[Data entries for graphics]
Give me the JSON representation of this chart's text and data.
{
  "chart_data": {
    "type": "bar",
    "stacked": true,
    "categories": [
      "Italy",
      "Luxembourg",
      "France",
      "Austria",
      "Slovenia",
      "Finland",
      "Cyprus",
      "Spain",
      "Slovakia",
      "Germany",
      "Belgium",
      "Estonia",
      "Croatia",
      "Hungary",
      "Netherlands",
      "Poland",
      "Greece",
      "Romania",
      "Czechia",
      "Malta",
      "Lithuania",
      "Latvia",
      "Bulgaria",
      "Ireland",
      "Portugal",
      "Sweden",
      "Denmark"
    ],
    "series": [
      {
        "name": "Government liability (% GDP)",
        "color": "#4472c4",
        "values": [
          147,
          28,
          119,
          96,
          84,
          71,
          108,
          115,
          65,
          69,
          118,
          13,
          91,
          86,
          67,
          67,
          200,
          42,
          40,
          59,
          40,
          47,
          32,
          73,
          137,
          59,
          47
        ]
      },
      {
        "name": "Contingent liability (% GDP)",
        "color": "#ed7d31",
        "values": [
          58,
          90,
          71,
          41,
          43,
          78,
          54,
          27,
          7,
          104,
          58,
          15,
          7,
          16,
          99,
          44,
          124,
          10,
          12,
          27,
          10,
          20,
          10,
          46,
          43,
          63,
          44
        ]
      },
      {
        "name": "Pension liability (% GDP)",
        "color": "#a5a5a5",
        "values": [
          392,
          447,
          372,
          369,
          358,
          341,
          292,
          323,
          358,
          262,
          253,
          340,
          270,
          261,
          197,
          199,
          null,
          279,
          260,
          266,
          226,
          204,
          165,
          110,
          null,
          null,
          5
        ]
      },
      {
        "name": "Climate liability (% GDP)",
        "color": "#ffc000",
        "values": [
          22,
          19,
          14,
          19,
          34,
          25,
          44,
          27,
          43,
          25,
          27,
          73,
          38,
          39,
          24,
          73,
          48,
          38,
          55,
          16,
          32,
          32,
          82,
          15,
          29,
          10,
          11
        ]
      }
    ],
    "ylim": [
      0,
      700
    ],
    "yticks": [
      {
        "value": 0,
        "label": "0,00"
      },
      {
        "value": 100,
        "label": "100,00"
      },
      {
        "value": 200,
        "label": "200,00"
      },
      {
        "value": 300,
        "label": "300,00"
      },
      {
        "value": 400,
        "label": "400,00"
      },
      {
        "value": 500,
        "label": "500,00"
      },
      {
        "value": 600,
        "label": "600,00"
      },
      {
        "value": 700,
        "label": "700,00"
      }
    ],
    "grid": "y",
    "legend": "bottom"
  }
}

**To be done:**
Extract all of the data exactly as written.

**Solution for this problem:**
Give me the JSON representation of this chart's text and data.
{
  "chart_data": {
    "type": "bar",
    "stacked": true,
    "categories": [
      "Italy",
      "Luxembourg",
      "France",
      "Austria",
      "Slovenia",
      "Finland",
      "Cyprus",
      "Spain",
      "Slovakia",
      "Germany",
      "Belgium",
      "Estonia",
      "Croatia",
      "Hungary",
      "Netherlands",
      "Poland",
      "Greece",
      "Romania",
      "Czechia",
      "Malta",
      "Lithuania",
      "Latvia",
      "Bulgaria",
      "Ireland",
      "Portugal",
      "Sweden",
      "Denmark"
    ],
    "series": [
      {
        "name": "Government liability (% GDP)",
        "color": "#4472c4",
        "values": [
          147,
          28,
          119,
          96,
          84,
          71,
          108,
          115,
          65,
          69,
          118,
          13,
          91,
          86,
          67,
          67,
          200,
          42,
          40,
          59,
          40,
          47,
          32,
          73,
          137,
          59,
          47
        ]
      },
      {
        "name": "Contingent liability (% GDP)",
        "color": "#ed7d31",
        "values": [
          58,
          90,
          71,
          41,
          43,
          78,
          54,
          27,
          7,
          104,
          58,
          15,
          7,
          16,
          99,
          44,
          124,
          10,
          12,
          27,
          10,
          20,
          10,
          46,
          43,
          63,
          44
        ]
      },
      {
        "name": "Pension liability (% GDP)",
        "color": "#a5a5a5",
        "values": [
          392,
          447,
          372,
          369,
          358,
          341,
          292,
          323,
          358,
          262,
          253,
          340,
          270,
          261,
          197,
          199,
          null,
          279,
          260,
          266,
          226,
          204,
          165,
          110,
          null,
          null,
          5
        ]
      },
      {
        "name": "Climate liability (% GDP)",
        "color": "#ffc000",
        "values": [
          22,
          19,
          14,
          19,
          34,
          25,
          44,
          27,
          43,
          25,
          27,
          73,
          38,
          39,
          24,
          73,
          48,
          38,
          55,
          16,
          32,
          32,
          82,
          15,
          29,
          10,
          11
        ]
      }
    ],
    "ylim": [
      0,
      700
    ],
    "yticks": [
      {
        "value": 0,
        "label": "0,00"
      },
      {
        "value": 100,
        "label": "100,00"
      },
      {
        "value": 200,
        "label": "200,00"
      },
      {
        "value": 300,
        "label": "300,00"
      },
      {
        "value": 400,
        "label": "400,00"
      },
      {
        "value": 500,
        "label": "500,00"
      },
      {
        "value": 600,
        "label": "600,00"
      },
      {
        "value": 700,
        "label": "700,00"
      }
    ],
    "grid": "y",
    "legend": "bottom"
  }
}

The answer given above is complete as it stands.